**WHAT THE TASK ASKS**
Continue the patch that flushes logs when a notebook cell exits, starting right after its last line shown.

**PAGE EXTRACT**
***
From f4e24a6361bf6ffc74efb041e20d05e8570e93f9 Mon Sep 17 00:00:00 2001
From: James Sun <jamessun@meta.com>
Date: Sat, 23 Aug 2025 14:53:07 -0700
Subject: [PATCH] flush log upon ipython notebook cell exit (#816)

Summary:
Pull Request resolved: https://github.com/meta-pytorch/monarch/pull/816

In ipython notebook, a cell can end fast. Yet the process can still run in the background.
However, the background process will not flush logs to the existing cell anymore.
The patch registers the flush function upon a cell exiting.

Reviewed By: ahmadsharif1

Differential Revision: D79982702
---
 python/monarch/_src/actor/logging.py     |  94 ++++++++++++++
 python/monarch/_src/actor/proc_mesh.py   |  23 ++--
 python/tests/python_actor_test_binary.py |   2 +-
 python/tests/test_python_actors.py       | 156 ++++++++++++++++++++++-
 4 files changed, 255 insertions(+), 20 deletions(-)
 create mode 100644 python/monarch/_src/actor/logging.py

diff --git a/python/monarch/_src/actor/logging.py b/python/monarch/_src/actor/logging.py
new file mode 100644
index 000000000..f56003bb5
--- /dev/null
+++ b/python/monarch/_src/actor/logging.py
@@ -0,0 +1,94 @@
+# Copyright (c) Meta Platforms, Inc. and affiliates.
+# All rights reserved.
+#
+# This source code is licensed under the BSD-style license found in the
+# LICENSE file in the root directory of this source tree.
***
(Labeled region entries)
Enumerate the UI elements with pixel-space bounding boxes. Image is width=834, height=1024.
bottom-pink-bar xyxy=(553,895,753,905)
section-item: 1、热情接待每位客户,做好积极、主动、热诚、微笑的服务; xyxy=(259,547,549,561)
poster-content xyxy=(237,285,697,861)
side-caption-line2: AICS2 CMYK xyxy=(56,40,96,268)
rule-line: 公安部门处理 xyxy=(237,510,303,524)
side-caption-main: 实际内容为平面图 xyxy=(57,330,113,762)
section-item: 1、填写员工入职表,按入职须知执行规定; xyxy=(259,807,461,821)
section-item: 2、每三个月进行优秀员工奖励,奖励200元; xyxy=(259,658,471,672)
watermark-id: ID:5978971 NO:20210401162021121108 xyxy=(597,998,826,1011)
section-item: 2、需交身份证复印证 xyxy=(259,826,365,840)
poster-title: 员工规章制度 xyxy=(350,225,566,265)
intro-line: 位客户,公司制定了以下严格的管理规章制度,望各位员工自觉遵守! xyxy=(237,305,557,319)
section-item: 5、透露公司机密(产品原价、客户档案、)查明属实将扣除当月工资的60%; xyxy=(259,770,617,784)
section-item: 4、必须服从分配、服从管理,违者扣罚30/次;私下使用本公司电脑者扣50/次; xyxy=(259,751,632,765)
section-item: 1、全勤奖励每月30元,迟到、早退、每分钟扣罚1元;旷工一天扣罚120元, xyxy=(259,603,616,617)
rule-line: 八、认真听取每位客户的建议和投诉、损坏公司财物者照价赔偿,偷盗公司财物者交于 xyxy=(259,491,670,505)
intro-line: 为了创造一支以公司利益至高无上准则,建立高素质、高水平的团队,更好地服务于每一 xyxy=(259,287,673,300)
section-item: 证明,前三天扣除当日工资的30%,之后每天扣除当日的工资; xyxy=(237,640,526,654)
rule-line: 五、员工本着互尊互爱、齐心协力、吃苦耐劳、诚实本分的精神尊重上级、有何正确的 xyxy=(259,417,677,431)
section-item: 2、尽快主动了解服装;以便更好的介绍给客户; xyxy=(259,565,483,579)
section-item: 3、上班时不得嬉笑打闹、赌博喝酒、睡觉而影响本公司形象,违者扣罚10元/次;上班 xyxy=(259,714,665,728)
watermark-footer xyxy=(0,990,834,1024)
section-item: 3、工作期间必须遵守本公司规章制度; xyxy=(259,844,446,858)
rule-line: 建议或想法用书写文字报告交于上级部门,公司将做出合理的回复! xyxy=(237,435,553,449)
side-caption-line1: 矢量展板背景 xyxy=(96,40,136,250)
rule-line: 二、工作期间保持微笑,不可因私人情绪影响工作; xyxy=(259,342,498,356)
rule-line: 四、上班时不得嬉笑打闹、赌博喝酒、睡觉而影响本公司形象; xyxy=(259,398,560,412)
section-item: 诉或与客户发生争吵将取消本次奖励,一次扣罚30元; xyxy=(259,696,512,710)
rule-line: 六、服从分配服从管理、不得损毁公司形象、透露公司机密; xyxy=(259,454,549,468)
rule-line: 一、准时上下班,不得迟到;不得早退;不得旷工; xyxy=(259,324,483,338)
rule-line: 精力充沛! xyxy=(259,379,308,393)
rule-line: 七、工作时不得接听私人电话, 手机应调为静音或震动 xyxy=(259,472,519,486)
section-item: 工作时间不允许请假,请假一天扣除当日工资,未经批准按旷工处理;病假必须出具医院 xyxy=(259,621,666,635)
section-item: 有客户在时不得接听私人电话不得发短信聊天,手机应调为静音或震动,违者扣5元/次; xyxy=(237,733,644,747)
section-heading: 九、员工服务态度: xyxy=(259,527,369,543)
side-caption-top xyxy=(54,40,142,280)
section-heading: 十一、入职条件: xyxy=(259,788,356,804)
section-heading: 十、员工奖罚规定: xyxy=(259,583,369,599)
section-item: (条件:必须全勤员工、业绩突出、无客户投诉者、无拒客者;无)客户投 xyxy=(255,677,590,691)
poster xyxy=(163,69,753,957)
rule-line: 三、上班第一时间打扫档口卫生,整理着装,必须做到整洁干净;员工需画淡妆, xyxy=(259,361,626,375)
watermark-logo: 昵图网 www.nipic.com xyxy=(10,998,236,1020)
***
**ANSWER TO THIS EXERCISE**
+
+# pyre-strict
+
+import gc
+import logging
+
+from typing import Callable
+
+from monarch._rust_bindings.monarch_extension.logging import LoggingMeshClient
+
+from monarch._rust_bindings.monarch_hyperactor.proc_mesh import ProcMesh as HyProcMesh
+from monarch._src.actor.future import Future
+
+IN_IPYTHON = False
+try:
+    # Check if we are in ipython environment
+    # pyre-ignore[21]
+    from IPython import get_ipython
+
+    # pyre-ignore[21]
+    from IPython.core.interactiveshell import ExecutionResult
+
+    IN_IPYTHON = get_ipython() is not None
+except ImportError:
+    pass
+
+
+class LoggingManager:
+    def __init__(self) -> None:
+        self._logging_mesh_client: LoggingMeshClient | None = None
+        self._ipython_flush_logs_handler: Callable[..., None] | None = None
+
+    async def init(self, proc_mesh: HyProcMesh) -> None:
+        if self._logging_mesh_client is not None:
+            return
+
+        self._logging_mesh_client = await LoggingMeshClient.spawn(proc_mesh=proc_mesh)
+        self._logging_mesh_client.set_mode(
+            stream_to_client=True,
+            aggregate_window_sec=3,
+            level=logging.INFO,
+        )
+
+        if IN_IPYTHON:
+            # For ipython environment, a cell can end fast with threads running in background.
+            # Flush all the ongoing logs proactively to avoid missing logs.
+            assert self._logging_mesh_client is not None
+            logging_client: LoggingMeshClient = self._logging_mesh_client
+            ipython = get_ipython()
+
+            # pyre-ignore[11]
+            def flush_logs(_: ExecutionResult) -> None:
+                try:
+                    Future(coro=logging_client.flush().spawn().task()).get(3)
+                except TimeoutError:
+                    # We need to prevent failed proc meshes not coming back
+                    pass
+
+            # Force to recycle previous undropped proc_mesh.
+            # Otherwise, we may end up with unregisterd dead callbacks.
+            gc.collect()
+
+            # Store the handler reference so we can unregister it later
+            self._ipython_flush_logs_handler = flush_logs
+            ipython.events.register("post_run_cell", flush_logs)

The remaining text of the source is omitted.